Express the listing that begins at the line containing "List all visible" and ends with the line containing "node-clean: Clean xyxy=(753,512,1277,743)" as a two-column CSV with the headers request and answer. Give one row per request, put each value in a single quoted field with line breaks replaced by spaces, and leave the pictures out.

● **GIVEN RECORDS**:
— Begin —

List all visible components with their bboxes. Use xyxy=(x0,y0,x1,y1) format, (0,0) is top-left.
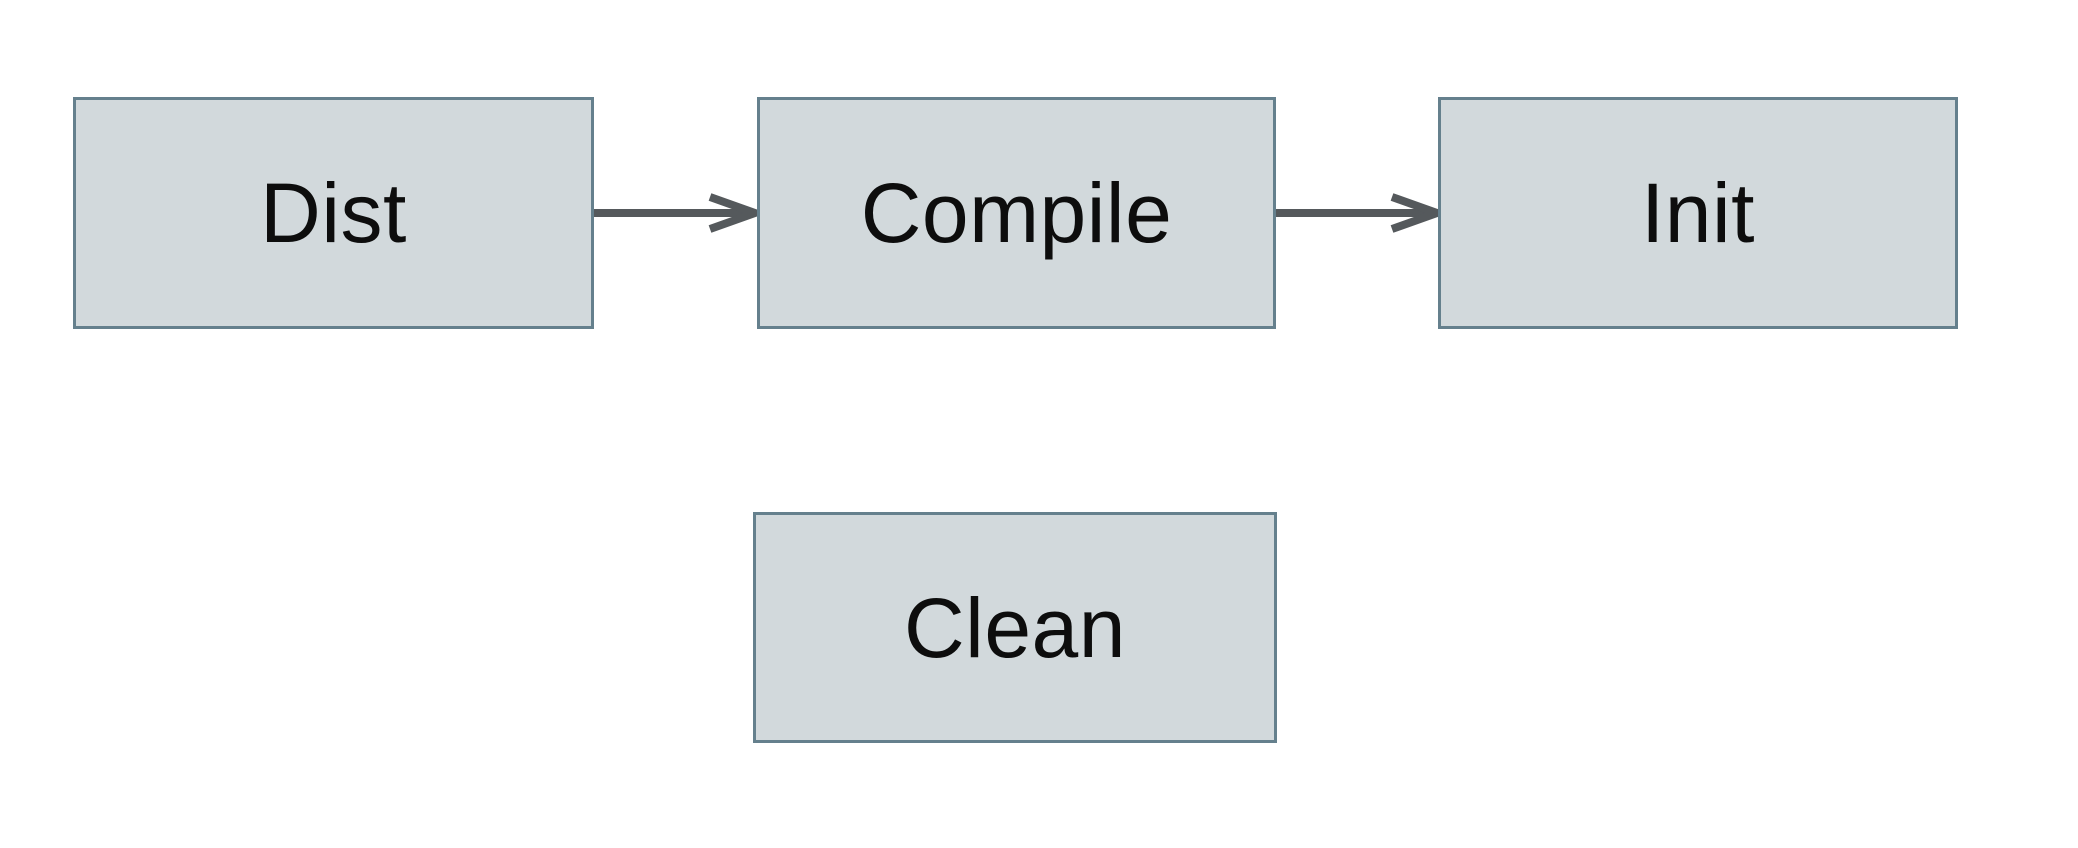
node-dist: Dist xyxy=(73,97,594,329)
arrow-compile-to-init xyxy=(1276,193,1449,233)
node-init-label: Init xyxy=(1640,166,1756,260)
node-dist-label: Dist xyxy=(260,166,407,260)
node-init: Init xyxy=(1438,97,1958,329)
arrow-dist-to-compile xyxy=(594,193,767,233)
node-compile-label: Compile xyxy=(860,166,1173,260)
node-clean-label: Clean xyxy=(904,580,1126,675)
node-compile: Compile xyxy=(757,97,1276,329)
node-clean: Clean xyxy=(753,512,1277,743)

— End —
— Begin —

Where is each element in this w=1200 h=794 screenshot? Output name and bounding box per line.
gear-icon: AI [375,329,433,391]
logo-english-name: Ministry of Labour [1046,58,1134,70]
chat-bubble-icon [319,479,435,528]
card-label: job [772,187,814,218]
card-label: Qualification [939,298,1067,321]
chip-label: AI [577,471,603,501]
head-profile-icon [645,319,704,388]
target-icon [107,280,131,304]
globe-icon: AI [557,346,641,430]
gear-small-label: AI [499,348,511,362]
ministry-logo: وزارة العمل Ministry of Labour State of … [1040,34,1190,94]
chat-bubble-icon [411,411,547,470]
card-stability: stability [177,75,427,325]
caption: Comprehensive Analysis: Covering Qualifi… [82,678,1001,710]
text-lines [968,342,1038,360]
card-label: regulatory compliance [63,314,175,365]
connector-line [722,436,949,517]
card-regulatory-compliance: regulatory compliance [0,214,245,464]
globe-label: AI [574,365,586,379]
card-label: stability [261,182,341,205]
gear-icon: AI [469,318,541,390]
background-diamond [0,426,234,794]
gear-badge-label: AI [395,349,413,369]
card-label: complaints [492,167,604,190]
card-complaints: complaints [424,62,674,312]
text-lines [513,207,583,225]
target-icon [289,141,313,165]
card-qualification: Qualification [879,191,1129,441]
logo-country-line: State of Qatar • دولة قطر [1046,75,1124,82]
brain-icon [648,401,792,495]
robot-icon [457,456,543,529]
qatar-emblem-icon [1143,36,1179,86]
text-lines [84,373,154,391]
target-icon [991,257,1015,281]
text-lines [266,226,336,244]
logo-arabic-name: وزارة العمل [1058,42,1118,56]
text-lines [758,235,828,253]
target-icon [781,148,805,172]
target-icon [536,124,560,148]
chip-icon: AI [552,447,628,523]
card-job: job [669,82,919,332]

— End —

● **ANSWER IN FULL**:
request,answer
"List all visible components with their bboxes. Use xyxy=(x0,y0,x1,y1) format, (0,0) is top-left.","node-dist: Dist xyxy=(73,97,594,329) arrow-compile-to-init xyxy=(1276,193,1449,233) node-init-label: Init xyxy=(1640,166,1756,260) node-dist-label: Dist xyxy=(260,166,407,260) node-init: Init xyxy=(1438,97,1958,329) arrow-dist-to-compile xyxy=(594,193,767,233) node-compile-label: Compile xyxy=(860,166,1173,260) node-clean-label: Clean xyxy=(904,580,1126,675) node-compile: Compile xyxy=(757,97,1276,329) node-clean: Clean xyxy=(753,512,1277,743)"